----- RECORDS SHOWN
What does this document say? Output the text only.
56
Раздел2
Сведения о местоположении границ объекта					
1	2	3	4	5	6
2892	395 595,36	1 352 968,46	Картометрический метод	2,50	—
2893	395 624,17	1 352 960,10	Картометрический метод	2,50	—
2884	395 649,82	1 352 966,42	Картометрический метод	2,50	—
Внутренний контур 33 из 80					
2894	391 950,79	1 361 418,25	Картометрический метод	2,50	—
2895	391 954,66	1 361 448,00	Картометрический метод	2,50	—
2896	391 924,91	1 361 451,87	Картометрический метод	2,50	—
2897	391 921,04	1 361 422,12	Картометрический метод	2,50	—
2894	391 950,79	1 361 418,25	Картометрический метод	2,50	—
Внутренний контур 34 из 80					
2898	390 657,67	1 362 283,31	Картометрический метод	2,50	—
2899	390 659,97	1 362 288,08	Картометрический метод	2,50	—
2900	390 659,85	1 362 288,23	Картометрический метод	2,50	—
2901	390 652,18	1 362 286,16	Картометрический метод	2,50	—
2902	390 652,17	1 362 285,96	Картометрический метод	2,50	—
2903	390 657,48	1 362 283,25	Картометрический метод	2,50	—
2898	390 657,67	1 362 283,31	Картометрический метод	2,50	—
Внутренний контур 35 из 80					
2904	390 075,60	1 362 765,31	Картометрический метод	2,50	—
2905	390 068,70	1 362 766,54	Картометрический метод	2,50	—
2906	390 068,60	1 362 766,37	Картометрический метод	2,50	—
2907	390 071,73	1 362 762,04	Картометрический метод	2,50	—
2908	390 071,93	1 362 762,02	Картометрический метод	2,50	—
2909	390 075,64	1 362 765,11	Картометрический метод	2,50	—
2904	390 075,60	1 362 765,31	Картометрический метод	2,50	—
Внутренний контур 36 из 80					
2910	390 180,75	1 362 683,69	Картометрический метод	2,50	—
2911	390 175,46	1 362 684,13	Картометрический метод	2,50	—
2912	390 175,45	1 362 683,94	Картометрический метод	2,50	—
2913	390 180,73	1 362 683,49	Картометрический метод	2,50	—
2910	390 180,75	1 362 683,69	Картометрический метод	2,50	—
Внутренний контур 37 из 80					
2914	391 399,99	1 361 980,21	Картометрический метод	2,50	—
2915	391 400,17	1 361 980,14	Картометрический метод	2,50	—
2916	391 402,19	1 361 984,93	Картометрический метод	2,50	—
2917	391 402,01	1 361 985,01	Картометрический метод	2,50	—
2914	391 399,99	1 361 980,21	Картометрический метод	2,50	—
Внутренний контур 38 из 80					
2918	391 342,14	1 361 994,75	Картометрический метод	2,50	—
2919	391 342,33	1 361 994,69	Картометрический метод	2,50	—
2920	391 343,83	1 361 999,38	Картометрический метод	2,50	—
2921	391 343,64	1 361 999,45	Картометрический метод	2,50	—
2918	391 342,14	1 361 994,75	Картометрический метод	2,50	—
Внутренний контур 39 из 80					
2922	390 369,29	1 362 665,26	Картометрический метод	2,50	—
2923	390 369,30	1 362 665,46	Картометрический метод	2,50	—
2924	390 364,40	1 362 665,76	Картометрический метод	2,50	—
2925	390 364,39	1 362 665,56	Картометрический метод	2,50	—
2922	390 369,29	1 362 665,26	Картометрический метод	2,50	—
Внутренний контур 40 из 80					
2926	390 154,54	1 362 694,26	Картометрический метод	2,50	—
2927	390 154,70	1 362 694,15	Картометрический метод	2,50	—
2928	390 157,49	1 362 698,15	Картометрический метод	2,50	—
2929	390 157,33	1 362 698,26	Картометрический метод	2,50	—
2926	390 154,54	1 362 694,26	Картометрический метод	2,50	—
----------
**WORK INSTRUCTIONS:** Respond with nothing but the number of lines in the entries that contain the string "контур".

**SOLUTION TO THE EXERCISE:** 8